Check each line of the records for "data"; collect those that have it.

─── Task inputs

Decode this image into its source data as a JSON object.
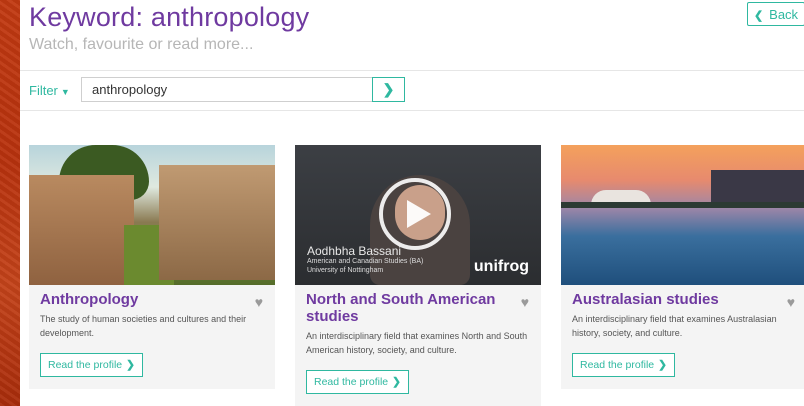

──────
─── Task inputs

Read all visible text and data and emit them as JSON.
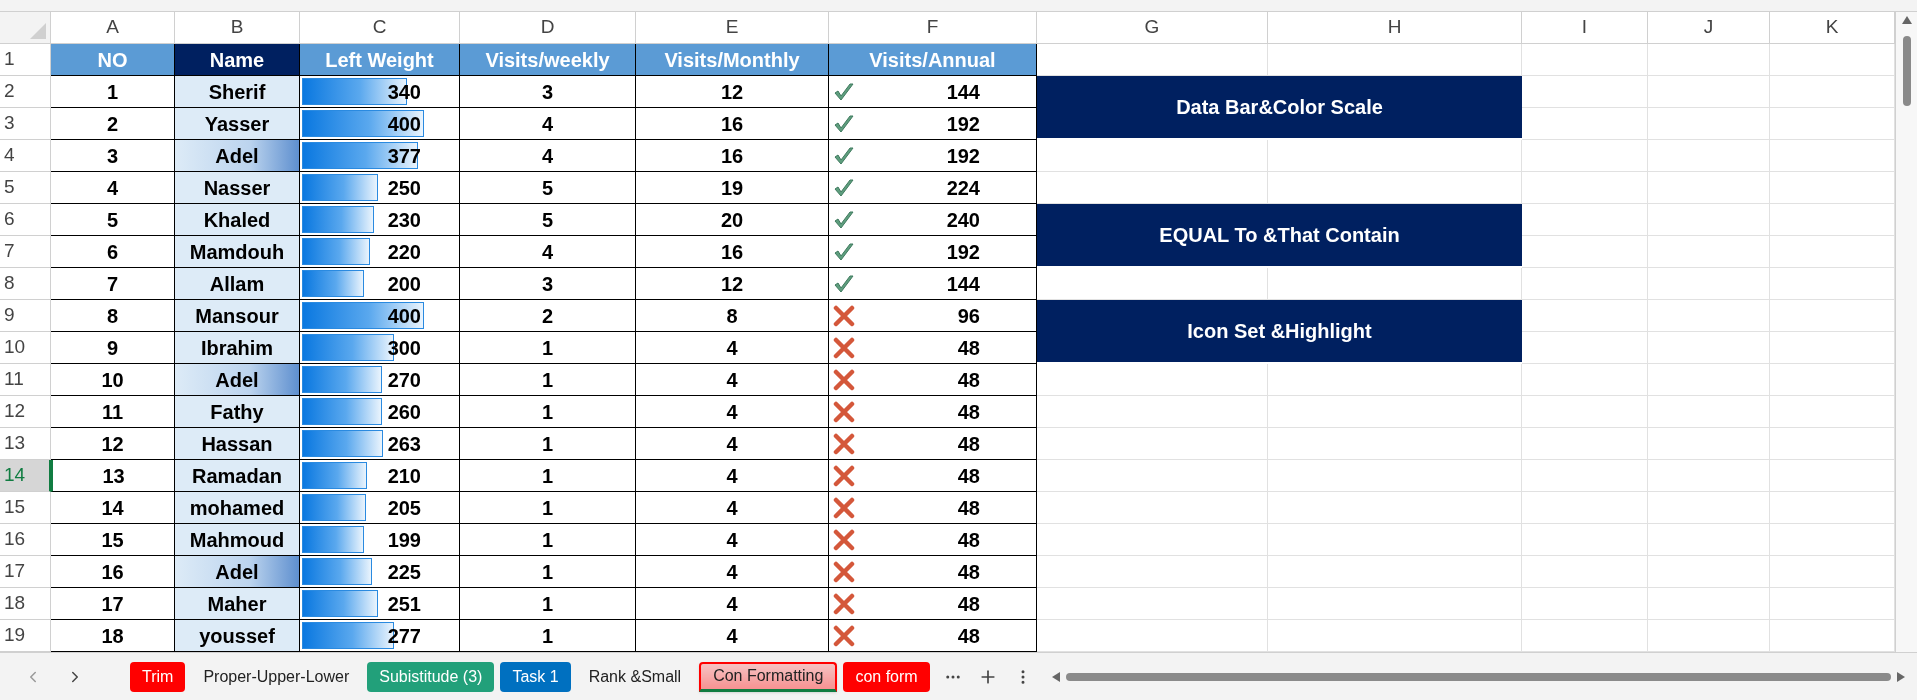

──────
─── Task inputs

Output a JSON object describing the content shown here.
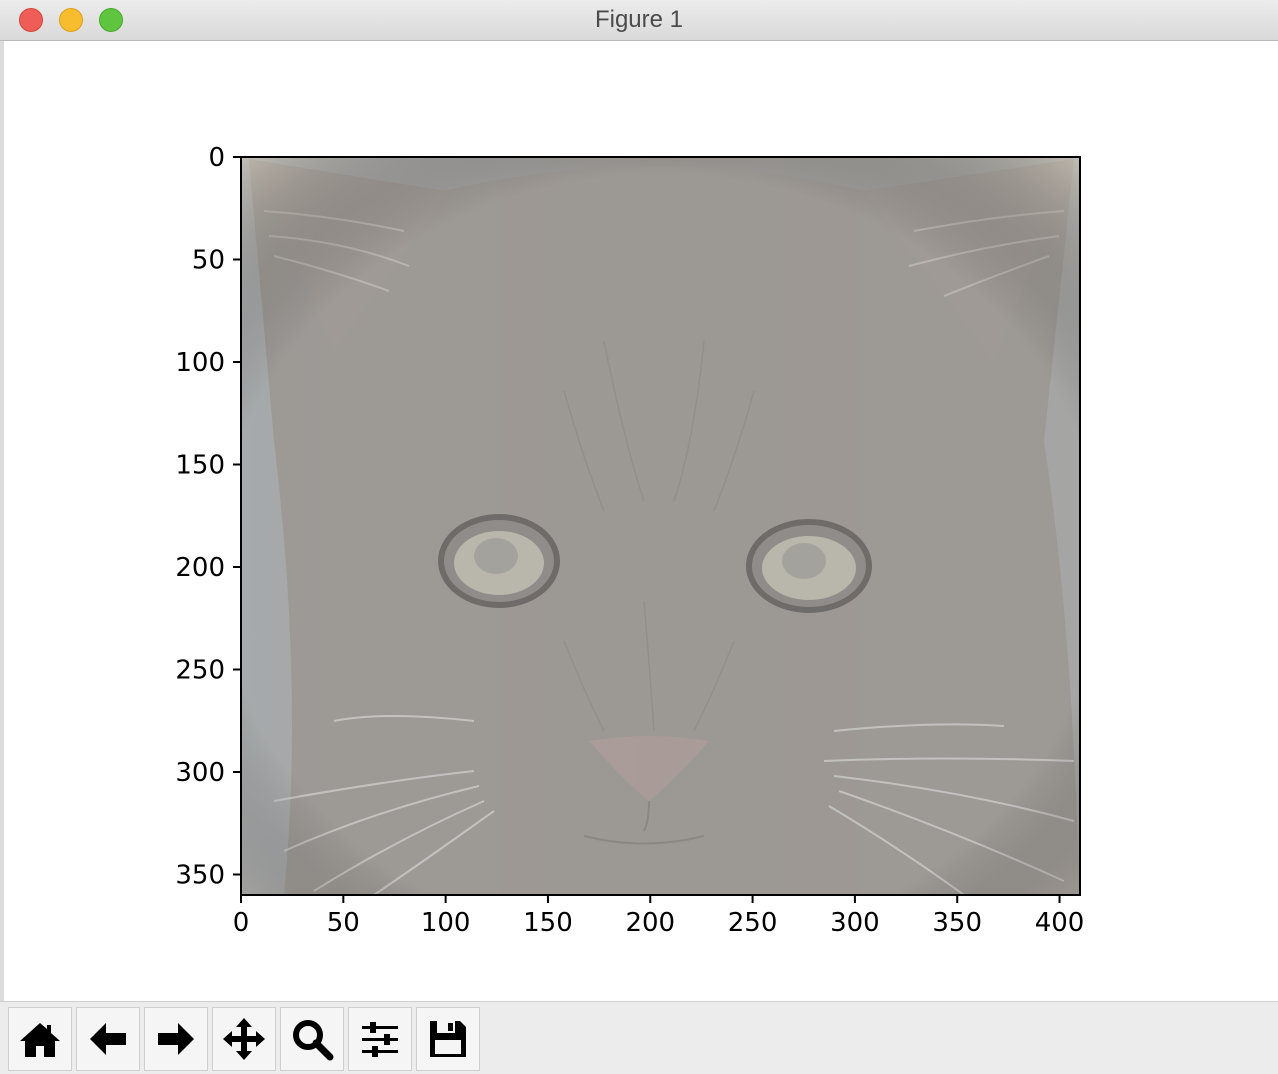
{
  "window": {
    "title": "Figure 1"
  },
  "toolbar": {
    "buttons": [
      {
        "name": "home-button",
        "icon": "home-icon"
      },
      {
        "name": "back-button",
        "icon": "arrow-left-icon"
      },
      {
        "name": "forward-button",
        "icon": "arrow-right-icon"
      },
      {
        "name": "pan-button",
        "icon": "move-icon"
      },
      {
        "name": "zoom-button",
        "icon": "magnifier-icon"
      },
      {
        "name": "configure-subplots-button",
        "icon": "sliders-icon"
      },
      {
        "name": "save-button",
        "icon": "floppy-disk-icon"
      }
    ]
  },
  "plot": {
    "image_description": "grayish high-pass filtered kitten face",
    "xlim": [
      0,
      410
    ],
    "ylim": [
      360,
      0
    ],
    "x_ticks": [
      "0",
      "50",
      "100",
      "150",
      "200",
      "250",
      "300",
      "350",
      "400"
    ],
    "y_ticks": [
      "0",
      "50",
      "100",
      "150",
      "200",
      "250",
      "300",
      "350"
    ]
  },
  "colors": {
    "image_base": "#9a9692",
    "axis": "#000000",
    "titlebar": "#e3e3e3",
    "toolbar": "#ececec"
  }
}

──────

▸ **Response to this exercise**
Decode this image into its source data as a JSON object.
Read all visible text and data and emit them as JSON.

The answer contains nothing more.